▸ Task objective: Only a number is wanted: the count of lines in this listing that contain "days".

▬▬▬

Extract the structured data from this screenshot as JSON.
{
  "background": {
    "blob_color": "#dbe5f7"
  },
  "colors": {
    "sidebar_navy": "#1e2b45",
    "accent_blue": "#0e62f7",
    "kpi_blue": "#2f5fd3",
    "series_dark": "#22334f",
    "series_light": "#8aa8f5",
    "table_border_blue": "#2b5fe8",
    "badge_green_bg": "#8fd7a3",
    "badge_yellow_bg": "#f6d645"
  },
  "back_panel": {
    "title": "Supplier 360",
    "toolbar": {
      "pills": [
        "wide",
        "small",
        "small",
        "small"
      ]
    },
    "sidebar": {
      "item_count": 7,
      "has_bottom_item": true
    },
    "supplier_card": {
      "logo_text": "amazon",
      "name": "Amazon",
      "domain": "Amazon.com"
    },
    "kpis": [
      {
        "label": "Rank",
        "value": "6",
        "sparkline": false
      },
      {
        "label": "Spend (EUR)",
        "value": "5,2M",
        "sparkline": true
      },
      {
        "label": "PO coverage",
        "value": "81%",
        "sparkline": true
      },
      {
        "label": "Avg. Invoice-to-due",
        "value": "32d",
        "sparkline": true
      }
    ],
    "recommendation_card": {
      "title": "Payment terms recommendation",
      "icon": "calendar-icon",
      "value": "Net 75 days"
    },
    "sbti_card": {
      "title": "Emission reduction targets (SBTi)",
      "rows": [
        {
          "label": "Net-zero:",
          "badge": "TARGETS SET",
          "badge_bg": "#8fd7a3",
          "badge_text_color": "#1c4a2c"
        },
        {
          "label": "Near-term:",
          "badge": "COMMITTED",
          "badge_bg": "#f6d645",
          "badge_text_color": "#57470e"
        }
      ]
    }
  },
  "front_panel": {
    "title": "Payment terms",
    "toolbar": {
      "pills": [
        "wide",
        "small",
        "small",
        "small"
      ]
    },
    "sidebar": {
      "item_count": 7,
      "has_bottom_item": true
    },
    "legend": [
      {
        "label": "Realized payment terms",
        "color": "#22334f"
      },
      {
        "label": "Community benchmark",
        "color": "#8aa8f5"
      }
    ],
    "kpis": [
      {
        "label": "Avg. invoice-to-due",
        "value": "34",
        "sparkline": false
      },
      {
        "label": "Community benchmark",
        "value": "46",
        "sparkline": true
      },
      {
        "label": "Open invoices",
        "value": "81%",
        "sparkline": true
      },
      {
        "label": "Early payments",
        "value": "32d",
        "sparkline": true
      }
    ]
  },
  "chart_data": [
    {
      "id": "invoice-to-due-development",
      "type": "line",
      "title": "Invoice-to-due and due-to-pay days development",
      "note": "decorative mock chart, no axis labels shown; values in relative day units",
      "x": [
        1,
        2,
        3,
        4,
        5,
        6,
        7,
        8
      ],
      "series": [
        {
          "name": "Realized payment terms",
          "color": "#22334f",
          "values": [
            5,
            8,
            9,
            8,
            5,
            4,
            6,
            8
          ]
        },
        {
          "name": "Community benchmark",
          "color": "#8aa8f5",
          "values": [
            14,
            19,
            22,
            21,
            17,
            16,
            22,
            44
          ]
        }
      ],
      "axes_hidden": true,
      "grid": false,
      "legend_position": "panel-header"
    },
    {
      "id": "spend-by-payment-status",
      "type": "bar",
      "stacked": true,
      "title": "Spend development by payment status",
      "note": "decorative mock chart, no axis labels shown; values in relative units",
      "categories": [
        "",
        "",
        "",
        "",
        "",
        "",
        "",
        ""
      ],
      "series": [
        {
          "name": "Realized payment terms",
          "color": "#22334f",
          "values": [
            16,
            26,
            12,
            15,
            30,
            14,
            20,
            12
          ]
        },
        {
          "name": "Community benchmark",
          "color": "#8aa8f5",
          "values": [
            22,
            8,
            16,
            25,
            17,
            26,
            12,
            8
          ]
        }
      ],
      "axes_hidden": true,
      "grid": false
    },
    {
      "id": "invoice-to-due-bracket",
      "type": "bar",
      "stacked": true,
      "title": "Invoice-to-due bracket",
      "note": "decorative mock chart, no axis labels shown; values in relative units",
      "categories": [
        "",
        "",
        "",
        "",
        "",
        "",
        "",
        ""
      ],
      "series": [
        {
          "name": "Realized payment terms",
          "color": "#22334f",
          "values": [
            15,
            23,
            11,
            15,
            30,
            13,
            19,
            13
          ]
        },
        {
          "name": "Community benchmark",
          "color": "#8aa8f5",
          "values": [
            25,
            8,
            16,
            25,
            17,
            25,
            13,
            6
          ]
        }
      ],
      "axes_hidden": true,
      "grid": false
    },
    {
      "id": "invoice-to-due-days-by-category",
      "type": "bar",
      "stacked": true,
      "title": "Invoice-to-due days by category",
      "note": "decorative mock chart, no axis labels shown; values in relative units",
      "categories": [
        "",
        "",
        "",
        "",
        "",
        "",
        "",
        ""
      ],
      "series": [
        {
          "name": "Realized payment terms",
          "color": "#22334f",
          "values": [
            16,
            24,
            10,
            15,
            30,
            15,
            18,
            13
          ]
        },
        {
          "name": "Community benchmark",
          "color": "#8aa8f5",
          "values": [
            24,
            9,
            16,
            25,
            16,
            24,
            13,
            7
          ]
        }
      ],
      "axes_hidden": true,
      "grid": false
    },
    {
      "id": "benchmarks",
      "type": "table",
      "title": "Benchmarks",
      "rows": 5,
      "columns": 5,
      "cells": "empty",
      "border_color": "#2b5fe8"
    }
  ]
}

▬▬▬

▸ Finished task: 4